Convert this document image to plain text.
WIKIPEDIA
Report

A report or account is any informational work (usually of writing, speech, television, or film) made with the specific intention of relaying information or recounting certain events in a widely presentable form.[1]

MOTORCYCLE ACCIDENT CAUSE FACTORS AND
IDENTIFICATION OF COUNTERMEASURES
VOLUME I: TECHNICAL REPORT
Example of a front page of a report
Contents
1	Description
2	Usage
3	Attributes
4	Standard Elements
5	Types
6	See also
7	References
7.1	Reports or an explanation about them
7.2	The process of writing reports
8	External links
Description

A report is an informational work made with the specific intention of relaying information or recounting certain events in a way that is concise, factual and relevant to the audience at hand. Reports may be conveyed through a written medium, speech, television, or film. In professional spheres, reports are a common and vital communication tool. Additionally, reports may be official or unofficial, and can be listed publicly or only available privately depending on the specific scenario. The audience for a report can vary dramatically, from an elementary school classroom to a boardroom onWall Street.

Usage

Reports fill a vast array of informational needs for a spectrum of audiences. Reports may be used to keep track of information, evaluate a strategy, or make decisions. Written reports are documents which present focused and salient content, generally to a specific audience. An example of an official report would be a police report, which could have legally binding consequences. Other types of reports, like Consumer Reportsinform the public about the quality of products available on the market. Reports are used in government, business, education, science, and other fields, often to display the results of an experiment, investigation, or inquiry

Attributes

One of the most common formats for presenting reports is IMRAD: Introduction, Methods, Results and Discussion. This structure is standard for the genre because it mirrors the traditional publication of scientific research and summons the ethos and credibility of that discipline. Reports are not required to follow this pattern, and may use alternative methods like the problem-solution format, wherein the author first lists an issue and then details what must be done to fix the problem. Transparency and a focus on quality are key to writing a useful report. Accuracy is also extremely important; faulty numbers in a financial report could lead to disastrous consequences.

+++

What is required. For each line above that contains the word "certain", copy that line.

Answer to this exercise.
A report or account is any informational work (usually of writing, speech, television, or film) made with the specific intention of relaying information or recounting certain events in a widely presentable form.[1]
A report is an informational work made with the specific intention of relaying information or recounting certain events in a way that is concise, factual and relevant to the audience at hand. Reports may be conveyed through a written medium, speech, television, or film. In professional spheres, reports are a common and vital communication tool. Additionally, reports may be official or unofficial, and can be listed publicly or only available privately depending on the specific scenario. The audience for a report can vary dramatically, from an elementary school classroom to a boardroom onWall Street.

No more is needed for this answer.